> Task brief:
Wherever the word "near" appears in a line, copy that line.

> Data listing:
════════════════════

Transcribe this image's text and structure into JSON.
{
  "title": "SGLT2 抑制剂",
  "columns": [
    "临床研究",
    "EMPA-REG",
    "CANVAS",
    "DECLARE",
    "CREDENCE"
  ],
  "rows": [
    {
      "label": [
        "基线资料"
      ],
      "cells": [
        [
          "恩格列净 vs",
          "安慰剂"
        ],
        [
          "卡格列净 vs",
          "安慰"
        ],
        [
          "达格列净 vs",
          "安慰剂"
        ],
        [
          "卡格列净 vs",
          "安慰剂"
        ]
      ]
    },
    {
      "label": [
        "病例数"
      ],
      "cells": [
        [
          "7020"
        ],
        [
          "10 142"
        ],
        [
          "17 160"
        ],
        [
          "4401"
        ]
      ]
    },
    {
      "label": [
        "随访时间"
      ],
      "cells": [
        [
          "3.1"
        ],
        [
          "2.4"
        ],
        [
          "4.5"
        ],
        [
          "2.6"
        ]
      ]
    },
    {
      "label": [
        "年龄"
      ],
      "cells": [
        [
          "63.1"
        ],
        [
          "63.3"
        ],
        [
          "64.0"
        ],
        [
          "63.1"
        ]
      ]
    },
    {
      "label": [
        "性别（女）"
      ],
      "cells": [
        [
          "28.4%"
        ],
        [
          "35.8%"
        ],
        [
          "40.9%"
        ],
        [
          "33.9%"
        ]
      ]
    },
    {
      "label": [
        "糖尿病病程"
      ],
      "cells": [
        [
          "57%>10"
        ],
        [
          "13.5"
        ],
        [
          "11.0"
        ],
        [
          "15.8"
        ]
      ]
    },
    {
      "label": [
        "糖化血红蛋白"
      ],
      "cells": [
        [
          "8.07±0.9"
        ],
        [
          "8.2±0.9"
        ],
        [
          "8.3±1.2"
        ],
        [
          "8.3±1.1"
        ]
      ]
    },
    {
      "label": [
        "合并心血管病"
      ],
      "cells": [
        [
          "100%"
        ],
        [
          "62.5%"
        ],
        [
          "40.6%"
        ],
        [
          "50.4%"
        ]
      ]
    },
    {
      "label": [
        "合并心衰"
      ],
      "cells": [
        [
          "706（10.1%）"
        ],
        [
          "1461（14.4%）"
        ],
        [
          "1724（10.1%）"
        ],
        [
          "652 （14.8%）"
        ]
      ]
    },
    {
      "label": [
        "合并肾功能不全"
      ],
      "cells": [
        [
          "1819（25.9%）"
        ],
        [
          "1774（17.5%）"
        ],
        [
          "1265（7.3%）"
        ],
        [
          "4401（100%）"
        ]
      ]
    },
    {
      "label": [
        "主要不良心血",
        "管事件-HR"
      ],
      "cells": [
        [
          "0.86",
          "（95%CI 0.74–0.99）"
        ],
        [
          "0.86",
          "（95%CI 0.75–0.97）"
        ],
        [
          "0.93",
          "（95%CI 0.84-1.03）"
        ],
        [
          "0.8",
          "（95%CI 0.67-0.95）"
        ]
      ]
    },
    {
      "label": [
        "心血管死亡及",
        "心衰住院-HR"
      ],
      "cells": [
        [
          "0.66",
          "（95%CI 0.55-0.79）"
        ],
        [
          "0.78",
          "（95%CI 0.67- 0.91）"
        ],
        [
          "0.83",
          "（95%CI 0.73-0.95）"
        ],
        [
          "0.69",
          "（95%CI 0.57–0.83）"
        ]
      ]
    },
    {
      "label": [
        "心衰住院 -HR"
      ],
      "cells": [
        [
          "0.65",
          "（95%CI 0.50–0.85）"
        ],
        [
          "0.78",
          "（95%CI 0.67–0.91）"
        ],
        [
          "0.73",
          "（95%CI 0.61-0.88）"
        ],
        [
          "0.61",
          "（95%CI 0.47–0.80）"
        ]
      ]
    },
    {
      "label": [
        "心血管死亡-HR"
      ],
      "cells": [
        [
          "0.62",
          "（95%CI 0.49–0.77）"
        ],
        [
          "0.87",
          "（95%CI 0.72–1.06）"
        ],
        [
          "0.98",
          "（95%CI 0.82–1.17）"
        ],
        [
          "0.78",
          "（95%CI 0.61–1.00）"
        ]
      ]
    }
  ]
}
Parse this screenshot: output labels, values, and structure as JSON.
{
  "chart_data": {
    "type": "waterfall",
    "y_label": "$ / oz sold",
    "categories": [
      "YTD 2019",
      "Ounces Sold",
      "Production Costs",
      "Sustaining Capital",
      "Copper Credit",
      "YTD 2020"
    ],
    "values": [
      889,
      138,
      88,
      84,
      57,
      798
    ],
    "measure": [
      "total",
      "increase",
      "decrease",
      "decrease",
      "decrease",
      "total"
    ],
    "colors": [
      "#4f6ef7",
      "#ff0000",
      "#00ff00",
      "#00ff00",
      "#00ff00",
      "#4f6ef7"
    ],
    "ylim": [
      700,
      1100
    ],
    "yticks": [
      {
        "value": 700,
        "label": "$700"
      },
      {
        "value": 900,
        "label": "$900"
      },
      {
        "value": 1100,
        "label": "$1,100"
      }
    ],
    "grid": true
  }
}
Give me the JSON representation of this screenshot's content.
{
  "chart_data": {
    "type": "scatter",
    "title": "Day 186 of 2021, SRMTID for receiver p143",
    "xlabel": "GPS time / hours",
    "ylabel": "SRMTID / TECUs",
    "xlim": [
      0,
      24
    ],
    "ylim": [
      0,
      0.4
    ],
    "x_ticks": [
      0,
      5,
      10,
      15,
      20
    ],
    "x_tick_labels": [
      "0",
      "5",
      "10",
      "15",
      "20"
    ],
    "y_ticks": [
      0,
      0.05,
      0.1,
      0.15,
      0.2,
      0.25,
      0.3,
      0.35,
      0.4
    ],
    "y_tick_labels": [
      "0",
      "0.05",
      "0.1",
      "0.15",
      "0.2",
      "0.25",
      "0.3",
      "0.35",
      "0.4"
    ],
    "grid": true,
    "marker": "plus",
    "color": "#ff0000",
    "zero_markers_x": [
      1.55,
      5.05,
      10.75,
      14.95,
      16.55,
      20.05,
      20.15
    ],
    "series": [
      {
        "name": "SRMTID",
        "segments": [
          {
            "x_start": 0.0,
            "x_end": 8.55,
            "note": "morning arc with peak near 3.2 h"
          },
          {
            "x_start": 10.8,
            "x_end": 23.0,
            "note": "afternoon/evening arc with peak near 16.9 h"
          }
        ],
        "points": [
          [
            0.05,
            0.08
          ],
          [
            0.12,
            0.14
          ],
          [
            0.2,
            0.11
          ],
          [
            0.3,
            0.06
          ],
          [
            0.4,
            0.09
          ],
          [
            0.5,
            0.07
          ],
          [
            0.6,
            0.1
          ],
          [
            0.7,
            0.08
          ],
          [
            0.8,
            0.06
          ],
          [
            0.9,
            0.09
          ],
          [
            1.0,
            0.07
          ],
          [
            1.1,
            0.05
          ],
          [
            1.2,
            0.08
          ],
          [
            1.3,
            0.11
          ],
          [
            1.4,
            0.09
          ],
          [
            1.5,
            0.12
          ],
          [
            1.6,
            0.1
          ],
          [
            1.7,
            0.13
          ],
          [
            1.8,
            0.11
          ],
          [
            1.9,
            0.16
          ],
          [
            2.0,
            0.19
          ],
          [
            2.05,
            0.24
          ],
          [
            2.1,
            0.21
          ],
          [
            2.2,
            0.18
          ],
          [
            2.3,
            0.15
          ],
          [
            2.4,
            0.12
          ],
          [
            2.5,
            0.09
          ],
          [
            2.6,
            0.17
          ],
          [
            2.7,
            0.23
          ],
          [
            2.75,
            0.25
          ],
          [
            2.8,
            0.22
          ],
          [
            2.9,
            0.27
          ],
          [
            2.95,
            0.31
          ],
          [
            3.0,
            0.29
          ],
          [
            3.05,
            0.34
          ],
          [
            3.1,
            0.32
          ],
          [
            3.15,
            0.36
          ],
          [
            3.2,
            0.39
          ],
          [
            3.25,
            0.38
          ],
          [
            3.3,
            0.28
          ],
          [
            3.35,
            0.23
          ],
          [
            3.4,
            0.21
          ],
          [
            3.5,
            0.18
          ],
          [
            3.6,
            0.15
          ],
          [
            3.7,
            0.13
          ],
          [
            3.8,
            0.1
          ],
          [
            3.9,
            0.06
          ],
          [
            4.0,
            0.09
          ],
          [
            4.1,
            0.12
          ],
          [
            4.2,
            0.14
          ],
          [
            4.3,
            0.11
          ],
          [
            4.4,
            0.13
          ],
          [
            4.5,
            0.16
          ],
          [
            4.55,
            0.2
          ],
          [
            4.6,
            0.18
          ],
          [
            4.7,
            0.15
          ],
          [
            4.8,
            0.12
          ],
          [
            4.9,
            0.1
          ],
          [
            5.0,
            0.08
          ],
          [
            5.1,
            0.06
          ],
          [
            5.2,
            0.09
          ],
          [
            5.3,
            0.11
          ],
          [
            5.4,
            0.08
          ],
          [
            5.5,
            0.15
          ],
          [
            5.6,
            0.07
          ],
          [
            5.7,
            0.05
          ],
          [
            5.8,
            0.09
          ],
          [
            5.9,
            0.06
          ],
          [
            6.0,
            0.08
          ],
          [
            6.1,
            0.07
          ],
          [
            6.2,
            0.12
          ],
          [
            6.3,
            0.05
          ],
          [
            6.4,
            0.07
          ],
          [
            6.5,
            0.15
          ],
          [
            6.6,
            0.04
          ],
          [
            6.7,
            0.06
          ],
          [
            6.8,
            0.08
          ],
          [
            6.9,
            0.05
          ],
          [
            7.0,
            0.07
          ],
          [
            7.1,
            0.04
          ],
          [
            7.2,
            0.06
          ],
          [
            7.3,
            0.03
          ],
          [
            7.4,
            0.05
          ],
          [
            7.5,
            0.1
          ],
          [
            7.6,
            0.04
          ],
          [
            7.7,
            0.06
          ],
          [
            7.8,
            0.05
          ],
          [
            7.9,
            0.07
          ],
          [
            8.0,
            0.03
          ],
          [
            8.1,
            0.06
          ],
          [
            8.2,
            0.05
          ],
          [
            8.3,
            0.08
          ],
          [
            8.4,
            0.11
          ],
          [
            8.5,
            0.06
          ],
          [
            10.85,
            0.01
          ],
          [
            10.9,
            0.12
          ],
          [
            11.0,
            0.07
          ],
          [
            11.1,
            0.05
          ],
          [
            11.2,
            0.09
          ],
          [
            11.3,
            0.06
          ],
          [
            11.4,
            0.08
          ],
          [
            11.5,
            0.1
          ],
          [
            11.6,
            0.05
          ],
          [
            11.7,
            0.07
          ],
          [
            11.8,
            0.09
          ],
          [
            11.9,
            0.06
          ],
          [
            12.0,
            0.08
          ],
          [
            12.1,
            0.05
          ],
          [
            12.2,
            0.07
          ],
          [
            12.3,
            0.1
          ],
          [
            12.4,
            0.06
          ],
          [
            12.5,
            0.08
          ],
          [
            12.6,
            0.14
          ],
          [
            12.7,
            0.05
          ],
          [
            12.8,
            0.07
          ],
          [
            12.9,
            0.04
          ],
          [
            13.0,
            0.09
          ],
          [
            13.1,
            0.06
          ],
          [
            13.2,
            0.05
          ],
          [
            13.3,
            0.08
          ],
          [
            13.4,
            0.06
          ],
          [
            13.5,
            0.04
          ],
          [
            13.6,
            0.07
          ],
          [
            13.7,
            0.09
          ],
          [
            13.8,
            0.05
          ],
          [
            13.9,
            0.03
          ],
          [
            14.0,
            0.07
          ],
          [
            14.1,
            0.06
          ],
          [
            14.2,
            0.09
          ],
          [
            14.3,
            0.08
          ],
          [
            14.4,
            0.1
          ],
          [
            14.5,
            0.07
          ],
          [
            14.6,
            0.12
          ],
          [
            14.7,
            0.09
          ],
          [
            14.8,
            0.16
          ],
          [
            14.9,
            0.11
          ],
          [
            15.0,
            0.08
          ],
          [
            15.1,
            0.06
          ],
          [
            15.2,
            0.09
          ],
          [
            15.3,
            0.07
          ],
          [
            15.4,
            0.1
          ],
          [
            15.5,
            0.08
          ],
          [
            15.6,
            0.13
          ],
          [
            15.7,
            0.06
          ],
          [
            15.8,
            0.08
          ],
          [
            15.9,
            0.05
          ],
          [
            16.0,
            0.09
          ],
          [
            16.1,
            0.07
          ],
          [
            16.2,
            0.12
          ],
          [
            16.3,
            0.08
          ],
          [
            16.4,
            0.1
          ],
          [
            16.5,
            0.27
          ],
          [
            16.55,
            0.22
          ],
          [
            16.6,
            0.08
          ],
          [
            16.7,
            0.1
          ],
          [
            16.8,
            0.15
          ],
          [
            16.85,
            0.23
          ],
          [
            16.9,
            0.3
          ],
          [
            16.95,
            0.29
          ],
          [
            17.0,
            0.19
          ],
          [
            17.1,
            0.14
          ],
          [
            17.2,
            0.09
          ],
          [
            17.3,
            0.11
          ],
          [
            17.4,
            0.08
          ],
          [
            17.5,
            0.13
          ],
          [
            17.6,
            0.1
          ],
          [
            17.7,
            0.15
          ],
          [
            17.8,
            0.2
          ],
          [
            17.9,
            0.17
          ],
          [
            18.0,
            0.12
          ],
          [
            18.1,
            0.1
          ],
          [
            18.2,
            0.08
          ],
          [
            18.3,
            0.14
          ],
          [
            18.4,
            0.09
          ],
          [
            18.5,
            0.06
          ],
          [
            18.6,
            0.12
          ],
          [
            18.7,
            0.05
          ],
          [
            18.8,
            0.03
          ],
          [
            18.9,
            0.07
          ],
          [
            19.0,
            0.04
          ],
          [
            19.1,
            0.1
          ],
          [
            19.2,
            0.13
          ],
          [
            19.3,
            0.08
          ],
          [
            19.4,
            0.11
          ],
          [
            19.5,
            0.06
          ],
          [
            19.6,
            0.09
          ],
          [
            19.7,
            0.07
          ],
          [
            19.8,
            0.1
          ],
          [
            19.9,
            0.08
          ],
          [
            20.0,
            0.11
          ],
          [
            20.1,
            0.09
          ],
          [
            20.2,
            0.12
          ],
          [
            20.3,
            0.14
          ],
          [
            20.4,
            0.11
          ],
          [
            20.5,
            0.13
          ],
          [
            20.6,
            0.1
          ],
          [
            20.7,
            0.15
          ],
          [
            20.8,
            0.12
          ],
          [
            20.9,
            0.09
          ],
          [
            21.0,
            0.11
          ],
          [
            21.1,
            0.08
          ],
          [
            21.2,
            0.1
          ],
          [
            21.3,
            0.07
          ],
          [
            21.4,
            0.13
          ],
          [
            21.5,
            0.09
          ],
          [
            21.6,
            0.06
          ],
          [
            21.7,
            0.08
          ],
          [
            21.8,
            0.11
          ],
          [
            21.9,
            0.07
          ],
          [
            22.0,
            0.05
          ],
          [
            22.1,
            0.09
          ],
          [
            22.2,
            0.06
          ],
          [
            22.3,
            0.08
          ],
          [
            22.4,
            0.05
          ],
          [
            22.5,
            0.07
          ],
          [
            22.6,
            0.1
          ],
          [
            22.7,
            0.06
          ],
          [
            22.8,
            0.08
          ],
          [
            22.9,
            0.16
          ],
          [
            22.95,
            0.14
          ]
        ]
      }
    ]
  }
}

════════════════════

> Response below:
            "note": "morning arc with peak near 3.2 h"
            "note": "afternoon/evening arc with peak near 16.9 h"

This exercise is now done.